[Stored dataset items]

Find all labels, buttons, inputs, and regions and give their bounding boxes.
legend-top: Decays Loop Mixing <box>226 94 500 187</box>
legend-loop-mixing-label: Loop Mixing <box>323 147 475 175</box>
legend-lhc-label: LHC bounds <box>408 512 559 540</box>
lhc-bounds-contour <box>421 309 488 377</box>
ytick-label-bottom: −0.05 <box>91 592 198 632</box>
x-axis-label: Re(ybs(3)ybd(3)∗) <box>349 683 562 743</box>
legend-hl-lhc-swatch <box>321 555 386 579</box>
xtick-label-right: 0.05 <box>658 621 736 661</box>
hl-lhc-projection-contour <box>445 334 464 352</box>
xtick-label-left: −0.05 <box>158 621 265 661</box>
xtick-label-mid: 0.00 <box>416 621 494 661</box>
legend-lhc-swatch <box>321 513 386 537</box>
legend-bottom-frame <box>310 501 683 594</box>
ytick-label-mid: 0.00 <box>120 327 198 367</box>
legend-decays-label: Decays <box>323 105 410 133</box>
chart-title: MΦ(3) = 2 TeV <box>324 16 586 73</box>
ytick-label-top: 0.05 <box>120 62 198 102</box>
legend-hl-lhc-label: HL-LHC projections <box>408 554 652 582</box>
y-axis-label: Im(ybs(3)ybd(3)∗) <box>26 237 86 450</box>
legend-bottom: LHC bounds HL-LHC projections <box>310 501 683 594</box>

GOAL OF THE EXERCISE: Update the records by replacing every "LHC bounds" with "LHC limits", and reproduce all the lines with nothing else changed.

WRITTEN ANSWER:
Find all labels, buttons, inputs, and regions and give their bounding boxes.
legend-top: Decays Loop Mixing <box>226 94 500 187</box>
legend-loop-mixing-label: Loop Mixing <box>323 147 475 175</box>
legend-lhc-label: LHC limits <box>408 512 559 540</box>
lhc-bounds-contour <box>421 309 488 377</box>
ytick-label-bottom: −0.05 <box>91 592 198 632</box>
x-axis-label: Re(ybs(3)ybd(3)∗) <box>349 683 562 743</box>
legend-hl-lhc-swatch <box>321 555 386 579</box>
xtick-label-right: 0.05 <box>658 621 736 661</box>
hl-lhc-projection-contour <box>445 334 464 352</box>
xtick-label-left: −0.05 <box>158 621 265 661</box>
xtick-label-mid: 0.00 <box>416 621 494 661</box>
legend-lhc-swatch <box>321 513 386 537</box>
legend-bottom-frame <box>310 501 683 594</box>
ytick-label-mid: 0.00 <box>120 327 198 367</box>
legend-decays-label: Decays <box>323 105 410 133</box>
chart-title: MΦ(3) = 2 TeV <box>324 16 586 73</box>
ytick-label-top: 0.05 <box>120 62 198 102</box>
legend-hl-lhc-label: HL-LHC projections <box>408 554 652 582</box>
y-axis-label: Im(ybs(3)ybd(3)∗) <box>26 237 86 450</box>
legend-bottom: LHC limits HL-LHC projections <box>310 501 683 594</box>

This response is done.